WHAT THE TASK ASKS. The records that follow are to be transcribed in full, without their images.

[Saved data entries]

------------------------------

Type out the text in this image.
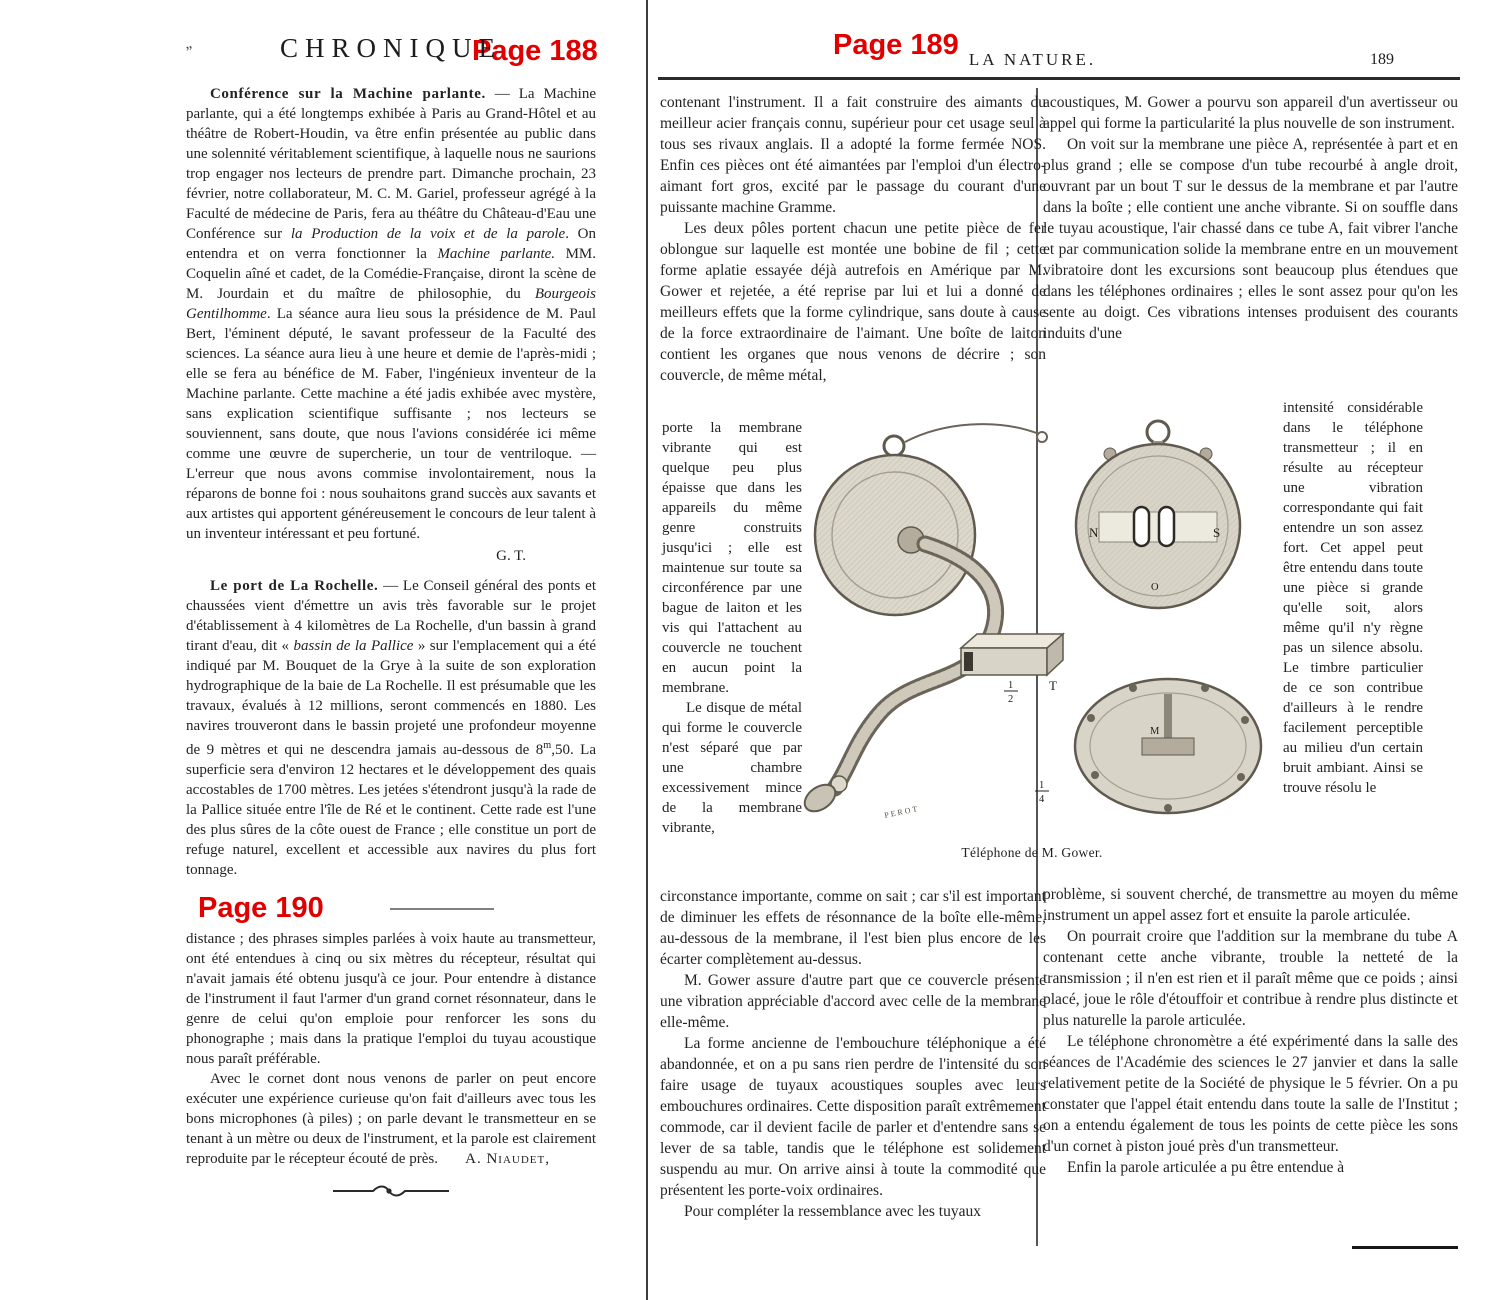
Page 188	Page 189 LA NATURE.	189
„	CHRONIQUE

Conférence sur la Machine parlante. — La Machine parlante, qui a été longtemps exhibée à Paris au Grand-Hôtel et au théâtre de Robert-Houdin, va être enfin présentée au public dans une solennité véritablement scientifique, à laquelle nous ne saurions trop engager nos lecteurs de prendre part. Dimanche prochain, 23 février, notre collaborateur, M. C. M. Gariel, professeur agrégé à la Faculté de médecine de Paris, fera au théâtre du Château-d'Eau une Conférence sur la Production de la voix et de la parole. On entendra et on verra fonctionner la Machine parlante. MM. Coquelin aîné et cadet, de la Comédie-Française, diront la scène de M. Jourdain et du maître de philosophie, du Bourgeois Gentilhomme. La séance aura lieu sous la présidence de M. Paul Bert, l'éminent député, le savant professeur de la Faculté des sciences. La séance aura lieu à une heure et demie de l'après-midi ; elle se fera au bénéfice de M. Faber, l'ingénieux inventeur de la Machine parlante. Cette machine a été jadis exhibée avec mystère, sans explication scientifique suffisante ; nos lecteurs se souviennent, sans doute, que nous l'avions considérée ici même comme une œuvre de supercherie, un tour de ventriloque. — L'erreur que nous avons commise involontairement, nous la réparons de bonne foi : nous souhaitons grand succès aux savants et aux artistes qui apportent généreusement le concours de leur talent à un inventeur intéressant et peu fortuné.

G. T.

Le port de La Rochelle. — Le Conseil général des ponts et chaussées vient d'émettre un avis très favorable sur le projet d'établissement à 4 kilomètres de La Rochelle, d'un bassin à grand tirant d'eau, dit « bassin de la Pallice » sur l'emplacement qui a été indiqué par M. Bouquet de la Grye à la suite de son exploration hydrographique de la baie de La Rochelle. Il est présumable que les travaux, évalués à 12 millions, seront commencés en 1880. Les navires trouveront dans le bassin projeté une profondeur moyenne de 9 mètres et qui ne descendra jamais au-dessous de 8$^m$,50. La superficie sera d'environ 12 hectares et le développement des quais accostables de 1700 mètres. Les jetées s'étendront jusqu'à la rade de la Pallice située entre l'île de Ré et le continent. Cette rade est l'une des plus sûres de la côte ouest de France ; elle constitue un port de refuge naturel, excellent et accessible aux navires du plus fort tonnage.

Page 190

distance ; des phrases simples parlées à voix haute au transmetteur, ont été entendues à cinq ou six mètres du récepteur, résultat qui n'avait jamais été obtenu jusqu'à ce jour. Pour entendre à distance de l'instrument il faut l'armer d'un grand cornet résonnateur, dans le genre de celui qu'on emploie pour renforcer les sons du phonographe ; mais dans la pratique l'emploi du tuyau acoustique nous paraît préférable.

Avec le cornet dont nous venons de parler on peut encore exécuter une expérience curieuse qu'on fait d'ailleurs avec tous les bons microphones (à piles) ; on parle devant le transmetteur en se tenant à un mètre ou deux de l'instrument, et la parole est clairement reproduite par le récepteur écouté de près.	A. Niaudet,

contenant l'instrument. Il a fait construire des aimants du meilleur acier français connu, supérieur pour cet usage seul à tous ses rivaux anglais. Il a adopté la forme fermée NOS. Enfin ces pièces ont été aimantées par l'emploi d'un électro-aimant fort gros, excité par le passage du courant d'une puissante machine Gramme.

Les deux pôles portent chacun une petite pièce de fer oblongue sur laquelle est montée une bobine de fil ; cette forme aplatie essayée déjà autrefois en Amérique par M. Gower et rejetée, a été reprise par lui et lui a donné de meilleurs effets que la forme cylindrique, sans doute à cause de la force extraordinaire de l'aimant. Une boîte de laiton contient les organes que nous venons de décrire ; son couvercle, de même métal,

porte la membrane vibrante qui est quelque peu plus épaisse que dans les appareils du même genre construits jusqu'ici ; elle est maintenue sur toute sa circonférence par une bague de laiton et les vis qui l'attachent au couvercle ne touchent en aucun point la membrane.

Le disque de métal qui forme le couvercle n'est séparé que par une chambre excessivement mince de la membrane vibrante,

circonstance importante, comme on sait ; car s'il est important de diminuer les effets de résonnance de la boîte elle-même, au-dessous de la membrane, il l'est bien plus encore de les écarter complètement au-dessus.

M. Gower assure d'autre part que ce couvercle présente une vibration appréciable d'accord avec celle de la membrane elle-même.

La forme ancienne de l'embouchure téléphonique a été abandonnée, et on a pu sans rien perdre de l'intensité du son faire usage de tuyaux acoustiques souples avec leurs embouchures ordinaires. Cette disposition paraît extrêmement commode, car il devient facile de parler et d'entendre sans se lever de sa table, tandis que le téléphone est solidement suspendu au mur. On arrive ainsi à toute la commodité que présentent les porte-voix ordinaires.

Pour compléter la ressemblance avec les tuyaux

acoustiques, M. Gower a pourvu son appareil d'un avertisseur ou appel qui forme la particularité la plus nouvelle de son instrument.

On voit sur la membrane une pièce A, représentée à part et en plus grand ; elle se compose d'un tube recourbé à angle droit, ouvrant par un bout T sur le dessus de la membrane et par l'autre dans la boîte ; elle contient une anche vibrante. Si on souffle dans le tuyau acoustique, l'air chassé dans ce tube A, fait vibrer l'anche et par communication solide la membrane entre en un mouvement vibratoire dont les excursions sont beaucoup plus étendues que dans les téléphones ordinaires ; elles le sont assez pour qu'on les sente au doigt. Ces vibrations intenses produisent des courants induits d'une

intensité considérable dans le téléphone transmetteur ; il en résulte au récepteur une vibration correspondante qui fait entendre un son assez fort. Cet appel peut être entendu dans toute une pièce si grande qu'elle soit, alors même qu'il n'y règne pas un silence absolu. Le timbre particulier de ce son contribue d'ailleurs à le rendre facilement perceptible au milieu d'un certain bruit ambiant. Ainsi se trouve résolu le

problème, si souvent cherché, de transmettre au moyen du même instrument un appel assez fort et ensuite la parole articulée.

On pourrait croire que l'addition sur la membrane du tube A contenant cette anche vibrante, trouble la netteté de la transmission ; il n'en est rien et il paraît même que ce poids ; ainsi placé, joue le rôle d'étouffoir et contribue à rendre plus distincte et plus naturelle la parole articulée.

Le téléphone chronomètre a été expérimenté dans la salle des séances de l'Académie des sciences le 27 janvier et dans la salle relativement petite de la Société de physique le 5 février. On a pu constater que l'appel était entendu dans toute la salle de l'Institut ; on a entendu également de tous les points de cette pièce les sons d'un cornet à piston joué près d'un transmetteur.

Enfin la parole articulée a pu être entendue à

PEROT
N	S
O
1
2
T
M
1
4
Téléphone de M. Gower.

------------------------------

SOLUTION TO THE PROBLEM.
Type out the text in this image.
Page 188	Page 189 LA NATURE.	189
„	CHRONIQUE

Conférence sur la Machine parlante. — La Machine parlante, qui a été longtemps exhibée à Paris au Grand-Hôtel et au théâtre de Robert-Houdin, va être enfin présentée au public dans une solennité véritablement scientifique, à laquelle nous ne saurions trop engager nos lecteurs de prendre part. Dimanche prochain, 23 février, notre collaborateur, M. C. M. Gariel, professeur agrégé à la Faculté de médecine de Paris, fera au théâtre du Château-d'Eau une Conférence sur la Production de la voix et de la parole. On entendra et on verra fonctionner la Machine parlante. MM. Coquelin aîné et cadet, de la Comédie-Française, diront la scène de M. Jourdain et du maître de philosophie, du Bourgeois Gentilhomme. La séance aura lieu sous la présidence de M. Paul Bert, l'éminent député, le savant professeur de la Faculté des sciences. La séance aura lieu à une heure et demie de l'après-midi ; elle se fera au bénéfice de M. Faber, l'ingénieux inventeur de la Machine parlante. Cette machine a été jadis exhibée avec mystère, sans explication scientifique suffisante ; nos lecteurs se souviennent, sans doute, que nous l'avions considérée ici même comme une œuvre de supercherie, un tour de ventriloque. — L'erreur que nous avons commise involontairement, nous la réparons de bonne foi : nous souhaitons grand succès aux savants et aux artistes qui apportent généreusement le concours de leur talent à un inventeur intéressant et peu fortuné.

G. T.

Le port de La Rochelle. — Le Conseil général des ponts et chaussées vient d'émettre un avis très favorable sur le projet d'établissement à 4 kilomètres de La Rochelle, d'un bassin à grand tirant d'eau, dit « bassin de la Pallice » sur l'emplacement qui a été indiqué par M. Bouquet de la Grye à la suite de son exploration hydrographique de la baie de La Rochelle. Il est présumable que les travaux, évalués à 12 millions, seront commencés en 1880. Les navires trouveront dans le bassin projeté une profondeur moyenne de 9 mètres et qui ne descendra jamais au-dessous de 8$^m$,50. La superficie sera d'environ 12 hectares et le développement des quais accostables de 1700 mètres. Les jetées s'étendront jusqu'à la rade de la Pallice située entre l'île de Ré et le continent. Cette rade est l'une des plus sûres de la côte ouest de France ; elle constitue un port de refuge naturel, excellent et accessible aux navires du plus fort tonnage.

Page 190

distance ; des phrases simples parlées à voix haute au transmetteur, ont été entendues à cinq ou six mètres du récepteur, résultat qui n'avait jamais été obtenu jusqu'à ce jour. Pour entendre à distance de l'instrument il faut l'armer d'un grand cornet résonnateur, dans le genre de celui qu'on emploie pour renforcer les sons du phonographe ; mais dans la pratique l'emploi du tuyau acoustique nous paraît préférable.

Avec le cornet dont nous venons de parler on peut encore exécuter une expérience curieuse qu'on fait d'ailleurs avec tous les bons microphones (à piles) ; on parle devant le transmetteur en se tenant à un mètre ou deux de l'instrument, et la parole est clairement reproduite par le récepteur écouté de près.	A. Niaudet,

contenant l'instrument. Il a fait construire des aimants du meilleur acier français connu, supérieur pour cet usage seul à tous ses rivaux anglais. Il a adopté la forme fermée NOS. Enfin ces pièces ont été aimantées par l'emploi d'un électro-aimant fort gros, excité par le passage du courant d'une puissante machine Gramme.

Les deux pôles portent chacun une petite pièce de fer oblongue sur laquelle est montée une bobine de fil ; cette forme aplatie essayée déjà autrefois en Amérique par M. Gower et rejetée, a été reprise par lui et lui a donné de meilleurs effets que la forme cylindrique, sans doute à cause de la force extraordinaire de l'aimant. Une boîte de laiton contient les organes que nous venons de décrire ; son couvercle, de même métal,

porte la membrane vibrante qui est quelque peu plus épaisse que dans les appareils du même genre construits jusqu'ici ; elle est maintenue sur toute sa circonférence par une bague de laiton et les vis qui l'attachent au couvercle ne touchent en aucun point la membrane.

Le disque de métal qui forme le couvercle n'est séparé que par une chambre excessivement mince de la membrane vibrante,

circonstance importante, comme on sait ; car s'il est important de diminuer les effets de résonnance de la boîte elle-même, au-dessous de la membrane, il l'est bien plus encore de les écarter complètement au-dessus.

M. Gower assure d'autre part que ce couvercle présente une vibration appréciable d'accord avec celle de la membrane elle-même.

La forme ancienne de l'embouchure téléphonique a été abandonnée, et on a pu sans rien perdre de l'intensité du son faire usage de tuyaux acoustiques souples avec leurs embouchures ordinaires. Cette disposition paraît extrêmement commode, car il devient facile de parler et d'entendre sans se lever de sa table, tandis que le téléphone est solidement suspendu au mur. On arrive ainsi à toute la commodité que présentent les porte-voix ordinaires.

Pour compléter la ressemblance avec les tuyaux

acoustiques, M. Gower a pourvu son appareil d'un avertisseur ou appel qui forme la particularité la plus nouvelle de son instrument.

On voit sur la membrane une pièce A, représentée à part et en plus grand ; elle se compose d'un tube recourbé à angle droit, ouvrant par un bout T sur le dessus de la membrane et par l'autre dans la boîte ; elle contient une anche vibrante. Si on souffle dans le tuyau acoustique, l'air chassé dans ce tube A, fait vibrer l'anche et par communication solide la membrane entre en un mouvement vibratoire dont les excursions sont beaucoup plus étendues que dans les téléphones ordinaires ; elles le sont assez pour qu'on les sente au doigt. Ces vibrations intenses produisent des courants induits d'une

intensité considérable dans le téléphone transmetteur ; il en résulte au récepteur une vibration correspondante qui fait entendre un son assez fort. Cet appel peut être entendu dans toute une pièce si grande qu'elle soit, alors même qu'il n'y règne pas un silence absolu. Le timbre particulier de ce son contribue d'ailleurs à le rendre facilement perceptible au milieu d'un certain bruit ambiant. Ainsi se trouve résolu le

problème, si souvent cherché, de transmettre au moyen du même instrument un appel assez fort et ensuite la parole articulée.

On pourrait croire que l'addition sur la membrane du tube A contenant cette anche vibrante, trouble la netteté de la transmission ; il n'en est rien et il paraît même que ce poids ; ainsi placé, joue le rôle d'étouffoir et contribue à rendre plus distincte et plus naturelle la parole articulée.

Le téléphone chronomètre a été expérimenté dans la salle des séances de l'Académie des sciences le 27 janvier et dans la salle relativement petite de la Société de physique le 5 février. On a pu constater que l'appel était entendu dans toute la salle de l'Institut ; on a entendu également de tous les points de cette pièce les sons d'un cornet à piston joué près d'un transmetteur.

Enfin la parole articulée a pu être entendue à

PEROT
N	S
O
1
2
T
M
1
4
Téléphone de M. Gower.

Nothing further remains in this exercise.